Material to process:

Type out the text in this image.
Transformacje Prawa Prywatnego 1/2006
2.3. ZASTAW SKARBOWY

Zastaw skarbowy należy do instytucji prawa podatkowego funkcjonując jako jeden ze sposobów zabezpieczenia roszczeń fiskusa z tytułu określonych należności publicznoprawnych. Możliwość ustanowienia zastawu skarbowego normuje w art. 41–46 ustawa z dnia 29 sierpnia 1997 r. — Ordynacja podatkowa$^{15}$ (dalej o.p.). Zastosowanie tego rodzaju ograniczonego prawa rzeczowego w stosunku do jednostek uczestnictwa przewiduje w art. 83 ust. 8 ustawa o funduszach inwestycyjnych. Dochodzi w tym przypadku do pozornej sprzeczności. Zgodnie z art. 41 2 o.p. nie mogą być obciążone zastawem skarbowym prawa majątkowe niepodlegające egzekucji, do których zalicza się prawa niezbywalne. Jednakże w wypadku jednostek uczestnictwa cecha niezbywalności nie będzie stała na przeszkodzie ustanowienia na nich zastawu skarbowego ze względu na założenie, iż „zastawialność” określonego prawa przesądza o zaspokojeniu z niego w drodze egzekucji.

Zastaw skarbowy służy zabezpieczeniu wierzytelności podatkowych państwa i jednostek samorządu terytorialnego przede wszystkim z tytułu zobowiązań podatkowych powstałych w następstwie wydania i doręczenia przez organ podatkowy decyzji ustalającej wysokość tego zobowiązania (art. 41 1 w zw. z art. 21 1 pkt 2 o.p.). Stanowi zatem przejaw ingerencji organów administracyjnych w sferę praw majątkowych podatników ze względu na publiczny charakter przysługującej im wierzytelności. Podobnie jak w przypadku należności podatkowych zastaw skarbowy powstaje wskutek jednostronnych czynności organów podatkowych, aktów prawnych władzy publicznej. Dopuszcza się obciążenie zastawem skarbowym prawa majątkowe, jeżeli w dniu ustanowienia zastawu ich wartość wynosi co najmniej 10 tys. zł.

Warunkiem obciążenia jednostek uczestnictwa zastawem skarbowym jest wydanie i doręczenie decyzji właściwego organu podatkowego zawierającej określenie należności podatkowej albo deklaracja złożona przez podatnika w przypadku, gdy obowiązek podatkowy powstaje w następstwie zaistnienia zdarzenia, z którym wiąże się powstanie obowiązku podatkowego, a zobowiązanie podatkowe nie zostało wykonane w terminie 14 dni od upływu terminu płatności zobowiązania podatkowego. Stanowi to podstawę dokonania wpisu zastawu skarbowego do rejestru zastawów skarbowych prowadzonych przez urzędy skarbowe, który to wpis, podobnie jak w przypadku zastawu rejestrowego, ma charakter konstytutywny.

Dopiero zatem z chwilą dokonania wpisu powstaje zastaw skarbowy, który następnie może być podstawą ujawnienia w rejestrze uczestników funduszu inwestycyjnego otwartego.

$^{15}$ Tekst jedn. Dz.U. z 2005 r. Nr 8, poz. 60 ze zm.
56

Exercise:
Set down all of the entries exactly, please.

Reply to the task:
Type out the text in this image.
Transformacje Prawa Prywatnego 1/2006
2.3. ZASTAW SKARBOWY

Zastaw skarbowy należy do instytucji prawa podatkowego funkcjonując jako jeden ze sposobów zabezpieczenia roszczeń fiskusa z tytułu określonych należności publicznoprawnych. Możliwość ustanowienia zastawu skarbowego normuje w art. 41–46 ustawa z dnia 29 sierpnia 1997 r. — Ordynacja podatkowa$^{15}$ (dalej o.p.). Zastosowanie tego rodzaju ograniczonego prawa rzeczowego w stosunku do jednostek uczestnictwa przewiduje w art. 83 ust. 8 ustawa o funduszach inwestycyjnych. Dochodzi w tym przypadku do pozornej sprzeczności. Zgodnie z art. 41 2 o.p. nie mogą być obciążone zastawem skarbowym prawa majątkowe niepodlegające egzekucji, do których zalicza się prawa niezbywalne. Jednakże w wypadku jednostek uczestnictwa cecha niezbywalności nie będzie stała na przeszkodzie ustanowienia na nich zastawu skarbowego ze względu na założenie, iż „zastawialność” określonego prawa przesądza o zaspokojeniu z niego w drodze egzekucji.

Zastaw skarbowy służy zabezpieczeniu wierzytelności podatkowych państwa i jednostek samorządu terytorialnego przede wszystkim z tytułu zobowiązań podatkowych powstałych w następstwie wydania i doręczenia przez organ podatkowy decyzji ustalającej wysokość tego zobowiązania (art. 41 1 w zw. z art. 21 1 pkt 2 o.p.). Stanowi zatem przejaw ingerencji organów administracyjnych w sferę praw majątkowych podatników ze względu na publiczny charakter przysługującej im wierzytelności. Podobnie jak w przypadku należności podatkowych zastaw skarbowy powstaje wskutek jednostronnych czynności organów podatkowych, aktów prawnych władzy publicznej. Dopuszcza się obciążenie zastawem skarbowym prawa majątkowe, jeżeli w dniu ustanowienia zastawu ich wartość wynosi co najmniej 10 tys. zł.

Warunkiem obciążenia jednostek uczestnictwa zastawem skarbowym jest wydanie i doręczenie decyzji właściwego organu podatkowego zawierającej określenie należności podatkowej albo deklaracja złożona przez podatnika w przypadku, gdy obowiązek podatkowy powstaje w następstwie zaistnienia zdarzenia, z którym wiąże się powstanie obowiązku podatkowego, a zobowiązanie podatkowe nie zostało wykonane w terminie 14 dni od upływu terminu płatności zobowiązania podatkowego. Stanowi to podstawę dokonania wpisu zastawu skarbowego do rejestru zastawów skarbowych prowadzonych przez urzędy skarbowe, który to wpis, podobnie jak w przypadku zastawu rejestrowego, ma charakter konstytutywny.

Dopiero zatem z chwilą dokonania wpisu powstaje zastaw skarbowy, który następnie może być podstawą ujawnienia w rejestrze uczestników funduszu inwestycyjnego otwartego.

$^{15}$ Tekst jedn. Dz.U. z 2005 r. Nr 8, poz. 60 ze zm.
56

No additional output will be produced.